■ **Exercise instructions**
Reproduce the data that follows in its entirety, character for character.

··· Record extracts ···

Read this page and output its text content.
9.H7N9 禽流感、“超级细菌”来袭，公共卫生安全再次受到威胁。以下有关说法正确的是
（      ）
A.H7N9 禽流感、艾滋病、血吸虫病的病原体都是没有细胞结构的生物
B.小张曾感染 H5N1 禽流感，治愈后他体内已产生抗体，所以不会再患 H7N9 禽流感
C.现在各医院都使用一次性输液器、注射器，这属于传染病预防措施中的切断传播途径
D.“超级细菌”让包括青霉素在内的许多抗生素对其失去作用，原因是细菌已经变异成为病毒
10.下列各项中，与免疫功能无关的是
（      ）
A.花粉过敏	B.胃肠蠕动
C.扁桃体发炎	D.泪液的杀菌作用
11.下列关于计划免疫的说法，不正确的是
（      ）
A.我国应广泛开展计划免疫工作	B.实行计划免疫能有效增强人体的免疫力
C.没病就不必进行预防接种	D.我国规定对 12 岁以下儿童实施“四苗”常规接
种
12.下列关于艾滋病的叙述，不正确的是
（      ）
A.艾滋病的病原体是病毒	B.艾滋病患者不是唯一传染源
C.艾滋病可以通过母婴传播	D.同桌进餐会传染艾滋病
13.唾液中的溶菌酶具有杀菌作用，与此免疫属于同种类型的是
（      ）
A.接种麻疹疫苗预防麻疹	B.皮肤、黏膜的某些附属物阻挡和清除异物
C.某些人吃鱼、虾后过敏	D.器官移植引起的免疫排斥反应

···

■ **Correct response**
Read this page and output its text content.
9.H7N9 禽流感、“超级细菌”来袭，公共卫生安全再次受到威胁。以下有关说法正确的是
（      ）
A.H7N9 禽流感、艾滋病、血吸虫病的病原体都是没有细胞结构的生物
B.小张曾感染 H5N1 禽流感，治愈后他体内已产生抗体，所以不会再患 H7N9 禽流感
C.现在各医院都使用一次性输液器、注射器，这属于传染病预防措施中的切断传播途径
D.“超级细菌”让包括青霉素在内的许多抗生素对其失去作用，原因是细菌已经变异成为病毒
10.下列各项中，与免疫功能无关的是
（      ）
A.花粉过敏	B.胃肠蠕动
C.扁桃体发炎	D.泪液的杀菌作用
11.下列关于计划免疫的说法，不正确的是
（      ）
A.我国应广泛开展计划免疫工作	B.实行计划免疫能有效增强人体的免疫力
C.没病就不必进行预防接种	D.我国规定对 12 岁以下儿童实施“四苗”常规接
种
12.下列关于艾滋病的叙述，不正确的是
（      ）
A.艾滋病的病原体是病毒	B.艾滋病患者不是唯一传染源
C.艾滋病可以通过母婴传播	D.同桌进餐会传染艾滋病
13.唾液中的溶菌酶具有杀菌作用，与此免疫属于同种类型的是
（      ）
A.接种麻疹疫苗预防麻疹	B.皮肤、黏膜的某些附属物阻挡和清除异物
C.某些人吃鱼、虾后过敏	D.器官移植引起的免疫排斥反应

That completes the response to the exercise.